> [TASK DIRECTIONS]
Scan the data for "lighting" and copy the lines it appears in.

──────────

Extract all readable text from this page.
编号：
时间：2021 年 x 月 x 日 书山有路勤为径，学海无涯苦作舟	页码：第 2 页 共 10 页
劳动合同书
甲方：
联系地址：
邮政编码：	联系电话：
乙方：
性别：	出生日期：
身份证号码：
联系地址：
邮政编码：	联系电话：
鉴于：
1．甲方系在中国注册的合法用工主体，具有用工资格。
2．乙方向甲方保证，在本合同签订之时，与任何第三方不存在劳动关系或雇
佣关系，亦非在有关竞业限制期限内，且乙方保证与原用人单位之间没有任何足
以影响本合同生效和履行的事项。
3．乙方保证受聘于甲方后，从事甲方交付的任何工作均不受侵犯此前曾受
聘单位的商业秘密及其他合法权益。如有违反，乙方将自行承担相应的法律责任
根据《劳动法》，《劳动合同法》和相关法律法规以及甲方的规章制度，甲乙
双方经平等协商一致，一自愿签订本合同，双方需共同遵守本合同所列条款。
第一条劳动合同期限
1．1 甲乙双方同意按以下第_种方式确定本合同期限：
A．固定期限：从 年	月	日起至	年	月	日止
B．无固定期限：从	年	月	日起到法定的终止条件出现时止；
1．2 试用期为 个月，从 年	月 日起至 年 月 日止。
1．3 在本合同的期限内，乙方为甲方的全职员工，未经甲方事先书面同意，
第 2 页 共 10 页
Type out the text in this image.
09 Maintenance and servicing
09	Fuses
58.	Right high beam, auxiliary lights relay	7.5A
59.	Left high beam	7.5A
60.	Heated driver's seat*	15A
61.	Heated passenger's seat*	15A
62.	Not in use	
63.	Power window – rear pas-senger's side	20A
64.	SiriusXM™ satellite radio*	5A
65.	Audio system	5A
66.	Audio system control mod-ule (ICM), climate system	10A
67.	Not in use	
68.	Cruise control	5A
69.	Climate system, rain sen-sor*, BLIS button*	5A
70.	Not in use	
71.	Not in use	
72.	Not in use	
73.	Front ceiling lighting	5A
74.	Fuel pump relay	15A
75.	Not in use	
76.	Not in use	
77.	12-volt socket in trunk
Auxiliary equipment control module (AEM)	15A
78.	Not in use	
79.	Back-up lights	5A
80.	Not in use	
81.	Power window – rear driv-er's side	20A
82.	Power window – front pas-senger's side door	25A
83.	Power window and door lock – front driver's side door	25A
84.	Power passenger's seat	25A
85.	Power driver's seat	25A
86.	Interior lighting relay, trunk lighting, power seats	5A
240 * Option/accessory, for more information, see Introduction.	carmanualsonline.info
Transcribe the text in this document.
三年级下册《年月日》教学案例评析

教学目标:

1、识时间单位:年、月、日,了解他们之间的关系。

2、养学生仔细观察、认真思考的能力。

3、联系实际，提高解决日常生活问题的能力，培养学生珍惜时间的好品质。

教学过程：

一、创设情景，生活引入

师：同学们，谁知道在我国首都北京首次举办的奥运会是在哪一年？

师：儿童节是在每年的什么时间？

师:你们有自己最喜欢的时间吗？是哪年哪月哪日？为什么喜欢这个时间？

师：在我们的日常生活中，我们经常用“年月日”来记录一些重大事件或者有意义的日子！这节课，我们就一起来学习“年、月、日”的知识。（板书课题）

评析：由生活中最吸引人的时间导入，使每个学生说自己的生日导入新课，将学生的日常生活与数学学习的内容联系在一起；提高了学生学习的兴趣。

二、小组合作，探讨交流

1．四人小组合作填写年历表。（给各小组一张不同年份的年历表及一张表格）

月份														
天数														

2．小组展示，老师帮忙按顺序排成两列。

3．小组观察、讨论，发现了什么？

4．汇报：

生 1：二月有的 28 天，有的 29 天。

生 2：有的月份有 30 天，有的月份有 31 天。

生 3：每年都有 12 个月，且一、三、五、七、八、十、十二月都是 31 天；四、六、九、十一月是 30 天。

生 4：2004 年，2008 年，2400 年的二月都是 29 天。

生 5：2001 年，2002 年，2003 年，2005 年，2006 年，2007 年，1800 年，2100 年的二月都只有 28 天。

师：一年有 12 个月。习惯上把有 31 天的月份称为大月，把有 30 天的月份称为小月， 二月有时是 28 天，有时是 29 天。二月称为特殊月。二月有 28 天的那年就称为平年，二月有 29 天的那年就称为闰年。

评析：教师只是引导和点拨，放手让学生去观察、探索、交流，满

──────────

> [TASK OUTPUT]
73.	Front ceiling lighting	5A
86.	Interior lighting relay, trunk lighting, power seats	5A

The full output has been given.